▶ Supplied data
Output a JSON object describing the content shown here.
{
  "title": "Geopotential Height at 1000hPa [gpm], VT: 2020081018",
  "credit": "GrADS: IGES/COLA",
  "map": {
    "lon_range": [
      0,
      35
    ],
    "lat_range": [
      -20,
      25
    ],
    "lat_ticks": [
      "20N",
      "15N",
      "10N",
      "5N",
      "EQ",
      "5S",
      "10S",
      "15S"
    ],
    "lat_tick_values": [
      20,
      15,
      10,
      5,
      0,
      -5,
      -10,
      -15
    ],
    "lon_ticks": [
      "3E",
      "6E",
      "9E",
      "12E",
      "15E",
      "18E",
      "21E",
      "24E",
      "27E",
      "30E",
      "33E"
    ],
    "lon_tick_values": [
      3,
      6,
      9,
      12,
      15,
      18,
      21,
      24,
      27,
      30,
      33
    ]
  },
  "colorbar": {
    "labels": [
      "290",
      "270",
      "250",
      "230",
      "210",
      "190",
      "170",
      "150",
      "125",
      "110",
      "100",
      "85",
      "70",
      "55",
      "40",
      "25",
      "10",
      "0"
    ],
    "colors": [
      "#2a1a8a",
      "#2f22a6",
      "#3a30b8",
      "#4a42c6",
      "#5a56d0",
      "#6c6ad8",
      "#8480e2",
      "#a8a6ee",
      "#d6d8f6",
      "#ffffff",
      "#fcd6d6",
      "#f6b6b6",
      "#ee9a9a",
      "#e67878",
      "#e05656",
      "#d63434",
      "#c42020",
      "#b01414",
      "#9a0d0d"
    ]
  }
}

▶ Stated problem
Print the listing above in full, exactly as it is.

▶ Solution to this problem
Output a JSON object describing the content shown here.
{
  "title": "Geopotential Height at 1000hPa [gpm], VT: 2020081018",
  "credit": "GrADS: IGES/COLA",
  "map": {
    "lon_range": [
      0,
      35
    ],
    "lat_range": [
      -20,
      25
    ],
    "lat_ticks": [
      "20N",
      "15N",
      "10N",
      "5N",
      "EQ",
      "5S",
      "10S",
      "15S"
    ],
    "lat_tick_values": [
      20,
      15,
      10,
      5,
      0,
      -5,
      -10,
      -15
    ],
    "lon_ticks": [
      "3E",
      "6E",
      "9E",
      "12E",
      "15E",
      "18E",
      "21E",
      "24E",
      "27E",
      "30E",
      "33E"
    ],
    "lon_tick_values": [
      3,
      6,
      9,
      12,
      15,
      18,
      21,
      24,
      27,
      30,
      33
    ]
  },
  "colorbar": {
    "labels": [
      "290",
      "270",
      "250",
      "230",
      "210",
      "190",
      "170",
      "150",
      "125",
      "110",
      "100",
      "85",
      "70",
      "55",
      "40",
      "25",
      "10",
      "0"
    ],
    "colors": [
      "#2a1a8a",
      "#2f22a6",
      "#3a30b8",
      "#4a42c6",
      "#5a56d0",
      "#6c6ad8",
      "#8480e2",
      "#a8a6ee",
      "#d6d8f6",
      "#ffffff",
      "#fcd6d6",
      "#f6b6b6",
      "#ee9a9a",
      "#e67878",
      "#e05656",
      "#d63434",
      "#c42020",
      "#b01414",
      "#9a0d0d"
    ]
  }
}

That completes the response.